--- Parts of the exercise ---
1 – Decide whether each statement below agrees with the Yasurai Matsuri passage: (a) both processions start from Imamiya Shrine; (b) the processions reach Imamiya Shrine around 3:00 p.m.; (c) Yasurai Hitogata can be received near the maiden. Answer yes or no for each, quoting the words of the passage that decide it.
2 – Reproduce the stretch of the Yasurai Matsuri passage that begins at the words "a purification ritual using Yasurai" and ends after "(ceremonial dance pavilion).".

--- Passage given ---
● ● ● ●
Red Hair Demons and Black Hair Demons Walk and Dance in the Shrine Area (From 12:00 P.M.)
In Yasurai Matsuri, there are two processions of about 20 people each, including red hair demons and black hair demons. One procession starts from Konenji Temple and the other procession starts from Kawakami Daijingu Shrine. They start around noon and go toward Imamiya Shrine. On the way, the demons go here and there in the residential area and dance to music to lure evil deities existing there into hanagasa (umbrella with flowers on it) so that they can take the evil deities to Imamiya Shrine.
By the way, people believe that if you go under the hanagasa umbrella, you will stay healthy for 1 year because evil deities will go away from you. This is why there are many people under the hanagasa in the picture.
Demon Dance at Imamiya Shrine (From 3:00 P.M.)
The processions arrive at Imamiya Shrine around 3:00 p.m. They make their way around haiden (the building where people worship) and then, the demons perform dance to make evil deities surrender. The dancing demons are must-see because they are unusual. They jump and turn, playing the drums, and sometimes they move slowly. Each procession has its own dance, so it is interesting to compare the two groups.
Three Things to Experience in and Around Imamiya Shrine
Let me introduce you three interesting things you can experience in and around Imamiya Shrine.
a purification ritual using Yasurai Hitogata
In the shrine you can experience a purification ritual using hitogata (paper doll). The hitogata of Imamiya Shrine is called “Yasurai Hitogata” as they have Yasurai Matsuri festival. You can receive Yasurai Hitogata near the maiden (ceremonial dance pavilion).
In Yasurai Hitogata, there is a strip of paper. It says “Somin Shorai no Shison Nari,” which means “I am a descendant of Somin Shorai.” Somin Shorai is a good deity, and the paper strip can be a charm to ward off evil spirits. Pull it out of Yasurai Hitogata, bring it back home and stick it outside the entrance of your home.
After you pull out the paper strip, turn over the vermilion paper and write your address, name, age and circle Male or Female on the white paper under it.
● ● ● ●
--- Collected data ---
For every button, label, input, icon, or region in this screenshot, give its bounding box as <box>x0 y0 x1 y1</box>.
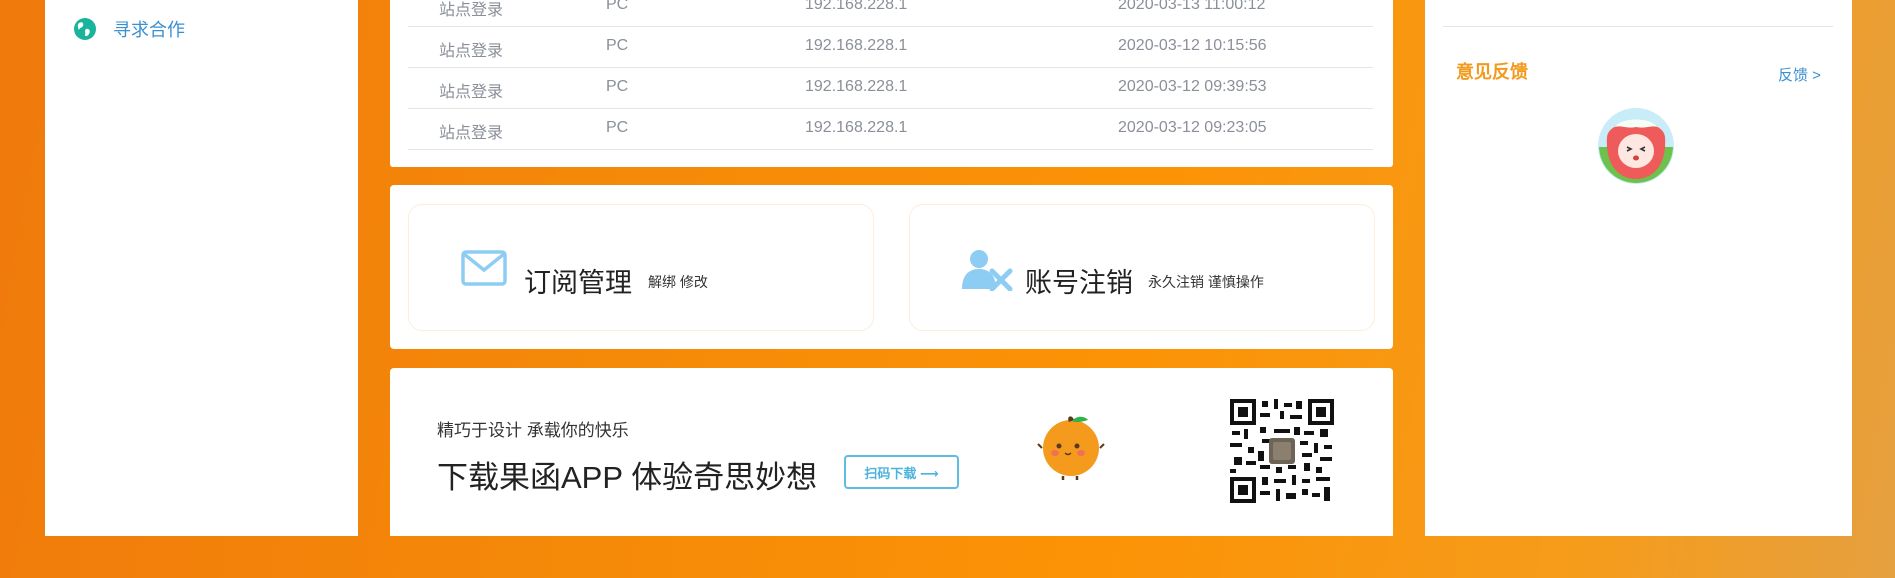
● ● ● ●
--- Outputs by task ---
1 –
(a) No: "One procession starts from Konenji Temple and the other procession starts from Kawakami Daijingu Shrine."
(b) Yes: "The processions arrive at Imamiya Shrine around 3:00 p.m."
(c) Yes: "You can receive Yasurai Hitogata near the maiden (ceremonial dance pavilion)."

2 –
a purification ritual using Yasurai Hitogata
In the shrine you can experience a purification ritual using hitogata (paper doll). The hitogata of Imamiya Shrine is called “Yasurai Hitogata” as they have Yasurai Matsuri festival. You can receive Yasurai Hitogata near the maiden (ceremonial dance pavilion).